Repeat every record below exactly as written.

* **Dataset entries on figures**
* * * * *
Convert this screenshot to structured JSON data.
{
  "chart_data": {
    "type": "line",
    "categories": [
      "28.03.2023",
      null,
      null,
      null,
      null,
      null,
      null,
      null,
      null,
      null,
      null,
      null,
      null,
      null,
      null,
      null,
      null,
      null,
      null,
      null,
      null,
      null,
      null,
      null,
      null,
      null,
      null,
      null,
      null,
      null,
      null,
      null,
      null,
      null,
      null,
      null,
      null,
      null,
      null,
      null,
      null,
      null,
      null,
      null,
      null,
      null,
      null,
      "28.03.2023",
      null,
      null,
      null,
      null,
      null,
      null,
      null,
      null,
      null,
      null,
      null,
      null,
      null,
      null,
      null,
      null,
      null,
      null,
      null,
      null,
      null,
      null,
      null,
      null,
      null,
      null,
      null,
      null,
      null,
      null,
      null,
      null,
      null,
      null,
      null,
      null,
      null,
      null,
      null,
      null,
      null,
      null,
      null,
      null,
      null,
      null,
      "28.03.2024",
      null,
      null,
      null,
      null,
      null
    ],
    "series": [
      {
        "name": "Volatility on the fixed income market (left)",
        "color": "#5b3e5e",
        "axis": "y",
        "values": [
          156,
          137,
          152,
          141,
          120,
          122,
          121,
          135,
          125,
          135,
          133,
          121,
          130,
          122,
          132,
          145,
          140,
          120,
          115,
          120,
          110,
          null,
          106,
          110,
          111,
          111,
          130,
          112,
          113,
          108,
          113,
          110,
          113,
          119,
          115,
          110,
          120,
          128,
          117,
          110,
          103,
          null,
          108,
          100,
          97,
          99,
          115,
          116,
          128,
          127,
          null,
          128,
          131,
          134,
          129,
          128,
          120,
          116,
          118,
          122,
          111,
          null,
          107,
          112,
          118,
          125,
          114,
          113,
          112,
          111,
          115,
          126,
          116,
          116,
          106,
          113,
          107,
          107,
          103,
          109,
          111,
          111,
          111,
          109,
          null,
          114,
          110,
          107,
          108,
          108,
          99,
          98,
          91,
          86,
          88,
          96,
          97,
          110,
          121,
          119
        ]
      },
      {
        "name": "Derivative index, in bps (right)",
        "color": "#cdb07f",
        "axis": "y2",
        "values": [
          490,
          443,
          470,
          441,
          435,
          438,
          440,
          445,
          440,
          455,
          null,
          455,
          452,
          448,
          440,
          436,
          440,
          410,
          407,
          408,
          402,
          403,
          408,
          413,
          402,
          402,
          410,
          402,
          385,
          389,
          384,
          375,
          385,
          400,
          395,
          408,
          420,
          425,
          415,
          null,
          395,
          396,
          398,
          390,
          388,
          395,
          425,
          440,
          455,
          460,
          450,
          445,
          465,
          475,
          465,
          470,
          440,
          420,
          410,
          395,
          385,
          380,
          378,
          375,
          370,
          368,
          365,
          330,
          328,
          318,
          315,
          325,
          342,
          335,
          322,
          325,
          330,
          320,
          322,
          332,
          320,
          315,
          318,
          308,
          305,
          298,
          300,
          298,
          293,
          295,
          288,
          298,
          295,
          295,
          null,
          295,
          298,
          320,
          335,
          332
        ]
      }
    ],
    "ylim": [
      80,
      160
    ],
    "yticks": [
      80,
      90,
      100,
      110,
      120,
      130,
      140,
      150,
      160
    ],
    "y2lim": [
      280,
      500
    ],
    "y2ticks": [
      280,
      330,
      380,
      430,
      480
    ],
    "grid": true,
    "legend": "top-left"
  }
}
* * * * *
* **WRITTEN RESPONSE**
Convert this screenshot to structured JSON data.
{
  "chart_data": {
    "type": "line",
    "categories": [
      "28.03.2023",
      null,
      null,
      null,
      null,
      null,
      null,
      null,
      null,
      null,
      null,
      null,
      null,
      null,
      null,
      null,
      null,
      null,
      null,
      null,
      null,
      null,
      null,
      null,
      null,
      null,
      null,
      null,
      null,
      null,
      null,
      null,
      null,
      null,
      null,
      null,
      null,
      null,
      null,
      null,
      null,
      null,
      null,
      null,
      null,
      null,
      null,
      "28.03.2023",
      null,
      null,
      null,
      null,
      null,
      null,
      null,
      null,
      null,
      null,
      null,
      null,
      null,
      null,
      null,
      null,
      null,
      null,
      null,
      null,
      null,
      null,
      null,
      null,
      null,
      null,
      null,
      null,
      null,
      null,
      null,
      null,
      null,
      null,
      null,
      null,
      null,
      null,
      null,
      null,
      null,
      null,
      null,
      null,
      null,
      null,
      "28.03.2024",
      null,
      null,
      null,
      null,
      null
    ],
    "series": [
      {
        "name": "Volatility on the fixed income market (left)",
        "color": "#5b3e5e",
        "axis": "y",
        "values": [
          156,
          137,
          152,
          141,
          120,
          122,
          121,
          135,
          125,
          135,
          133,
          121,
          130,
          122,
          132,
          145,
          140,
          120,
          115,
          120,
          110,
          null,
          106,
          110,
          111,
          111,
          130,
          112,
          113,
          108,
          113,
          110,
          113,
          119,
          115,
          110,
          120,
          128,
          117,
          110,
          103,
          null,
          108,
          100,
          97,
          99,
          115,
          116,
          128,
          127,
          null,
          128,
          131,
          134,
          129,
          128,
          120,
          116,
          118,
          122,
          111,
          null,
          107,
          112,
          118,
          125,
          114,
          113,
          112,
          111,
          115,
          126,
          116,
          116,
          106,
          113,
          107,
          107,
          103,
          109,
          111,
          111,
          111,
          109,
          null,
          114,
          110,
          107,
          108,
          108,
          99,
          98,
          91,
          86,
          88,
          96,
          97,
          110,
          121,
          119
        ]
      },
      {
        "name": "Derivative index, in bps (right)",
        "color": "#cdb07f",
        "axis": "y2",
        "values": [
          490,
          443,
          470,
          441,
          435,
          438,
          440,
          445,
          440,
          455,
          null,
          455,
          452,
          448,
          440,
          436,
          440,
          410,
          407,
          408,
          402,
          403,
          408,
          413,
          402,
          402,
          410,
          402,
          385,
          389,
          384,
          375,
          385,
          400,
          395,
          408,
          420,
          425,
          415,
          null,
          395,
          396,
          398,
          390,
          388,
          395,
          425,
          440,
          455,
          460,
          450,
          445,
          465,
          475,
          465,
          470,
          440,
          420,
          410,
          395,
          385,
          380,
          378,
          375,
          370,
          368,
          365,
          330,
          328,
          318,
          315,
          325,
          342,
          335,
          322,
          325,
          330,
          320,
          322,
          332,
          320,
          315,
          318,
          308,
          305,
          298,
          300,
          298,
          293,
          295,
          288,
          298,
          295,
          295,
          null,
          295,
          298,
          320,
          335,
          332
        ]
      }
    ],
    "ylim": [
      80,
      160
    ],
    "yticks": [
      80,
      90,
      100,
      110,
      120,
      130,
      140,
      150,
      160
    ],
    "y2lim": [
      280,
      500
    ],
    "y2ticks": [
      280,
      330,
      380,
      430,
      480
    ],
    "grid": true,
    "legend": "top-left"
  }
}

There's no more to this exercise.